▶ _Page excerpt_:

===

/ConvRecProbingBERT

Code for the paper "What does BERT know about books, movies and music? Probing BERT for Conversational Recommendation" at RecSys'20

Primary LanguagePython

Probing LMs for Conversational Recommendation

In our paper "What does BERT know about books, movies and music? Probing BERT for Conversational Recommendation" we devise probing tasks to evaluate language models knowledge already stored in its parameters. We probe LMs (without any finetunning) for three types of knowledge: genre, search and recommendation.

Running probes

  1. Clone repo and install rec_probing in a python (>=3.6) virtual env:
git clone https://github.com/Guzpenha/ConvRecProbingBERT.git
cd ConvRecProbingBERT

python3 -m venv env
source env/bin/activate
pip install -r requirements.txt

cd rec_probing
pip install -e .
  1. Download required datasets and use scripts to preprocess them:
./download_data.sh
./run_datasets_creation.sh

This will download and preprocess a few datasets:

Recommendation Search Conversational Recommendation
Movies ML25M: 25m movie ratings Reviews crawled from IMDB Conversations crawled from /r/moviesuggestions/
Books GoodReads: 200m book interactions Reviews from GoodReads Conversations crawled from /r/booksuggestions/
Music Amazon-Music: 2.3m ratings/reviews Reviews from Amazon-Music Conversations crawled from /r/musicuggestions/

As well as categories information for items of the 3 domains.

  1. Use our python scripts to run probes:
# Search and Recommendation
python run_probes.py \
    --task $TASK \
    --probe_type ${PROBE_TYPE} \
    --input_folder $REPO_DIR/data/${PROBE_TYPE}/ \
    --output_folder $REPO_DIR/data/output_data/probes/ \
    --number_queries $NUMBER_PROBE_QUERIES \
    --number_candidates 5 \
    --batch_size 64 \
    --probe_technique ${PROBE_TECHNIQUE} \
    --bert_model 'bert-base-cased' 

Where PROBE_TYPE can be ['recommendation', 'search'], PROBE_TECHNIQUE can be ['mean-sim', 'cls-sim', 'nsp'] and TASK can be ['ml25m' 'gr' 'music'] for the domains of movies, books and music respectivelly.

===

▶ _Entries supplied_:
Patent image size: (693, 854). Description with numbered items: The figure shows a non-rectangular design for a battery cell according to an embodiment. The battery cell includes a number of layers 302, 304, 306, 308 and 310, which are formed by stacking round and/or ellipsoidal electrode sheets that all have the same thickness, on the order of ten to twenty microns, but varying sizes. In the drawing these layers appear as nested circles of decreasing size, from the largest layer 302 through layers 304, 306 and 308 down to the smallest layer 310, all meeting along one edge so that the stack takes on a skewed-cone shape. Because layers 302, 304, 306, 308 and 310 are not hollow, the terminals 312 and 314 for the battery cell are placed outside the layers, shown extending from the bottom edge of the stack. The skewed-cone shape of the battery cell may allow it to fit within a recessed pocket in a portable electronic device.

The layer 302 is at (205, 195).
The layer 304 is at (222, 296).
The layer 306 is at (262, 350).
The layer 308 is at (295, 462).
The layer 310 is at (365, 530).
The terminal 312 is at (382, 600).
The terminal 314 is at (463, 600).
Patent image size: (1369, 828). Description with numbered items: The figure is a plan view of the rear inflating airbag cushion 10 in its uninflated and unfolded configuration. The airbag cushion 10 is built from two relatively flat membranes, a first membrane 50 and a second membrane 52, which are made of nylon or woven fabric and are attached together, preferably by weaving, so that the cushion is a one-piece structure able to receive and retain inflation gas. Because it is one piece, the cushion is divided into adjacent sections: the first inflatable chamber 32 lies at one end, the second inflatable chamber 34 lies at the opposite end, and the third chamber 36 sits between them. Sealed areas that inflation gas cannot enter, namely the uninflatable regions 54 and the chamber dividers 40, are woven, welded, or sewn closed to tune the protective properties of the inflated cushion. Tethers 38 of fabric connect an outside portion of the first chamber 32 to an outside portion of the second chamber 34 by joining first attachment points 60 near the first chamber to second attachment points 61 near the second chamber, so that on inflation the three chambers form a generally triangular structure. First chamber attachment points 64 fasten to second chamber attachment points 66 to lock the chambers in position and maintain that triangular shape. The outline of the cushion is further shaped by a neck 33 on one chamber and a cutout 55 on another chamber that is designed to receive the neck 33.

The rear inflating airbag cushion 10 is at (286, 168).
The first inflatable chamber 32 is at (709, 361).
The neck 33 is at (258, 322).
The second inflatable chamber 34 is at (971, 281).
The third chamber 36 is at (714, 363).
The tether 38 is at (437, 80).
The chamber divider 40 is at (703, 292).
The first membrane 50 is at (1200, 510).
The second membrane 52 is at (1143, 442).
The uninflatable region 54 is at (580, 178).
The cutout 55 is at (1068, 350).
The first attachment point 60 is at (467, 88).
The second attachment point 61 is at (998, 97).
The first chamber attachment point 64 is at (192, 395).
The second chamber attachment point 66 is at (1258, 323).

===

▶ _Tasks to perform_:
A. According to the BERT probing page, why does the paper devise probing tasks? Answer in one to three sentences.
B. Extend the BERT probing page, picking up right after its last line.
The records have no connection to the BERT probing page.

▶ _Final results_:
A. The paper devises them to evaluate the knowledge language models already store in their parameters. The models are probed without any fine-tuning, for three types of knowledge: genre, search and recommendation.

B.
# Genres
python run_mlm_probe.py \
    --task $TASK \
    --input_folder $REPO_DIR/data/recommendation/ \
    --output_folder $REPO_DIR/data/output_data/probes/ \
    --number_queries $NUMBER_PROBE_QUERIES \
    --batch_size 32 \
    --sentence_type ${SENTENCE_TYPE} \
    --bert_model 'roberta-large'

Where SENTENCE_TYPE can be ['no-item', 'type-I', 'type-II'] and TASK can be ['ml25m' 'gr' 'music'] for the domains of movies, books and music respectivelly.

Running response ranking for reddit conv. recommendation data

In order to get the results from Table 7 of the paper, regarding models conversation response ranking results on the conversational recomendation reddit data, use:

cd list_wise_reformer
pip install -e .
cd list_wise_reformer/scripts
./run_all_dialogue_baselines.sh

Ignore that the package is named list_wise_reformer. It contains several baselines for dialogue, search and recommendation, including a prototype of a list wise Reformer model.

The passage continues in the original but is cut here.